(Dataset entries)
+ + + + + + +
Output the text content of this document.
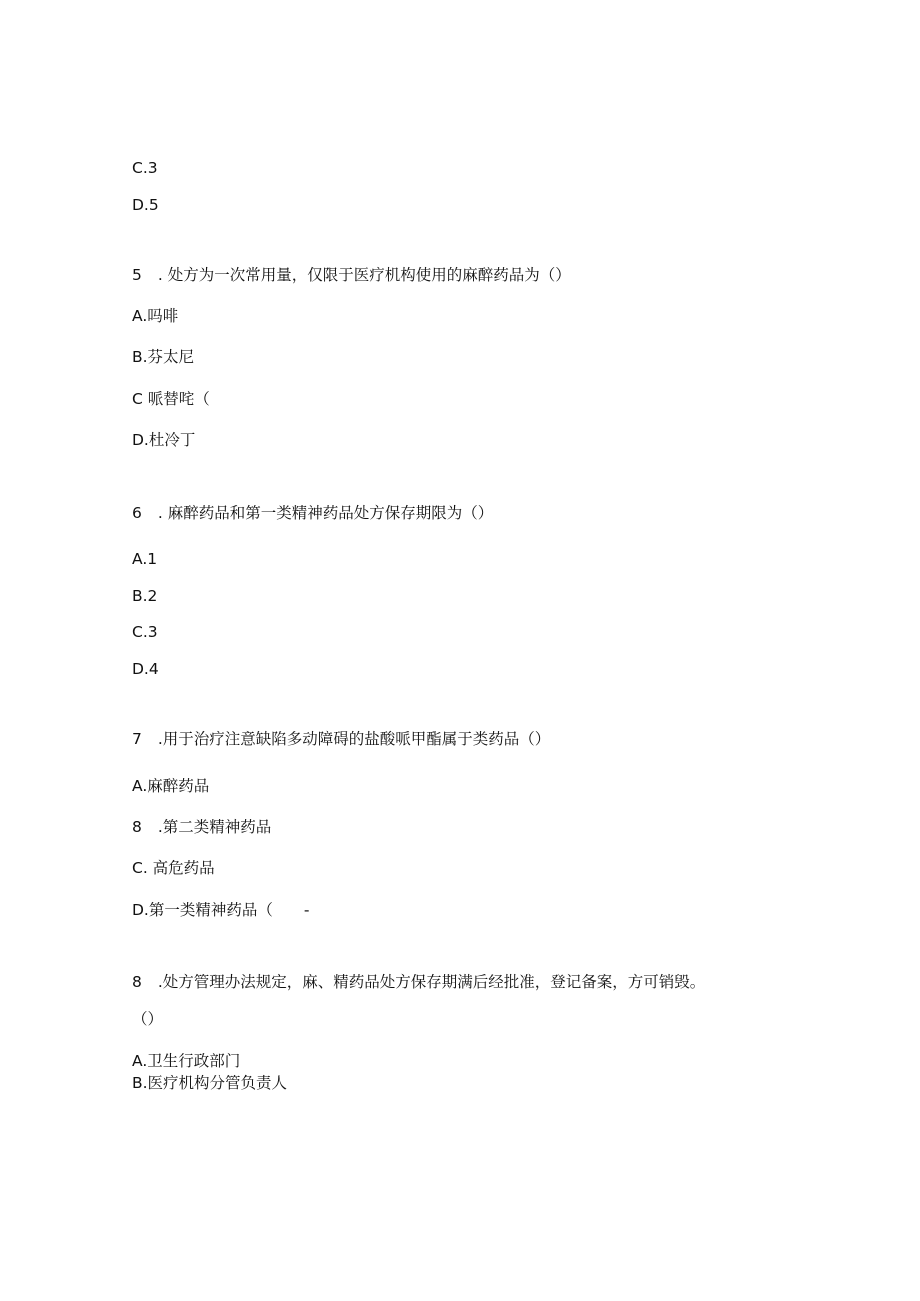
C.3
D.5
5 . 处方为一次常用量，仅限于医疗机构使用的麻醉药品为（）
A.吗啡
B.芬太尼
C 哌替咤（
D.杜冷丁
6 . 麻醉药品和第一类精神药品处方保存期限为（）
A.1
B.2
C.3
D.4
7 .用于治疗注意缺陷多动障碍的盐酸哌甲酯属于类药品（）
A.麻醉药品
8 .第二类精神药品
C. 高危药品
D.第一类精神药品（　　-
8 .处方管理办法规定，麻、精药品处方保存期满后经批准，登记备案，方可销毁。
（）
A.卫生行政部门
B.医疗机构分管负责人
+ + + + + + +
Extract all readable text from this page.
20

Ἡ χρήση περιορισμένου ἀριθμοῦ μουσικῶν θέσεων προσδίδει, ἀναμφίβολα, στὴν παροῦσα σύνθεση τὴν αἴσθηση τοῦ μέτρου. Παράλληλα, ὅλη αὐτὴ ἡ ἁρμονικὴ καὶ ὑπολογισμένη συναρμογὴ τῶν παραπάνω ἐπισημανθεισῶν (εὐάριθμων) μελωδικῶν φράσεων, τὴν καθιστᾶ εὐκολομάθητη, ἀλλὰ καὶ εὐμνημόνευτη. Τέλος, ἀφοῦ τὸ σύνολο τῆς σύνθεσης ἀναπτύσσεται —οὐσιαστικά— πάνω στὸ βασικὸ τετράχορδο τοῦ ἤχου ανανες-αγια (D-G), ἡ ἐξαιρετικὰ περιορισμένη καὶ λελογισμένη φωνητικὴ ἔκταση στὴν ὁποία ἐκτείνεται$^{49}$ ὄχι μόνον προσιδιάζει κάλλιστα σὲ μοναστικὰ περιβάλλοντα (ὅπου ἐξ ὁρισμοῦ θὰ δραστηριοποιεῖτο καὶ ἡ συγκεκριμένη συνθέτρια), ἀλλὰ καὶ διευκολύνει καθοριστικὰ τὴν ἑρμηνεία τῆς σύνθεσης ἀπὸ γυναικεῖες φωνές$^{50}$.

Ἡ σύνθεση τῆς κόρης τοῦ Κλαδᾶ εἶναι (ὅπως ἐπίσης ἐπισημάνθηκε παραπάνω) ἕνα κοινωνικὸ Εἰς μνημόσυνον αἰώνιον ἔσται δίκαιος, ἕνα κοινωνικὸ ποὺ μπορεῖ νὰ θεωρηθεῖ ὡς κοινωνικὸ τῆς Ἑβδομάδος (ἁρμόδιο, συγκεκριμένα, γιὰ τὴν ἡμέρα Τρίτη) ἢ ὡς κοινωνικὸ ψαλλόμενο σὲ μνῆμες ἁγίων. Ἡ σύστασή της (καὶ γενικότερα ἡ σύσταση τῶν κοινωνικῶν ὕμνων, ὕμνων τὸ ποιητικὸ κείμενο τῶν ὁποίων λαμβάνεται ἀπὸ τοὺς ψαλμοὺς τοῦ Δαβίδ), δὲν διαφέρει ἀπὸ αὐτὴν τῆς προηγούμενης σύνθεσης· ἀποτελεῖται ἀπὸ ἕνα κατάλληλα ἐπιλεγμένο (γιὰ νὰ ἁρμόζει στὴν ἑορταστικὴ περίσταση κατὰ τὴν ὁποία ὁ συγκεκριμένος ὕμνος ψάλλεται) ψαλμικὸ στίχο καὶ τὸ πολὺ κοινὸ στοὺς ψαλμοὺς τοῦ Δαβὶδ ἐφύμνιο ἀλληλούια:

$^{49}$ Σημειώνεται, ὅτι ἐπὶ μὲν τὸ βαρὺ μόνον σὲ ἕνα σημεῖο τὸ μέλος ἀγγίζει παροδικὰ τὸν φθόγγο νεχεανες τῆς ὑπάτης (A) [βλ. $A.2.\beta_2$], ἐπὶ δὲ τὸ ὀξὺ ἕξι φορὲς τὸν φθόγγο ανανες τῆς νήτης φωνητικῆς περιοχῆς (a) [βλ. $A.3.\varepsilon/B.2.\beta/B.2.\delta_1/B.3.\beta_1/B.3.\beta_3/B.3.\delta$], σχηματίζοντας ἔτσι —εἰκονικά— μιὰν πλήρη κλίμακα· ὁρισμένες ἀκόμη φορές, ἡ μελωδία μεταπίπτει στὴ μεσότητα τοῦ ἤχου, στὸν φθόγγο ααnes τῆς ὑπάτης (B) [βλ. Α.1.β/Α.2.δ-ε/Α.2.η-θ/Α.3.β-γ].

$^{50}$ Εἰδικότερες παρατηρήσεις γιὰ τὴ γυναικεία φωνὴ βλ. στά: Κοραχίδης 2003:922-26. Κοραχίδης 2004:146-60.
+ + + + + + +
» THE PROBLEM
Which lines hold the word "text"? Return all of them from the records above.

» EXERCISE ANSWER
Output the text content of this document.
Extract all readable text from this page.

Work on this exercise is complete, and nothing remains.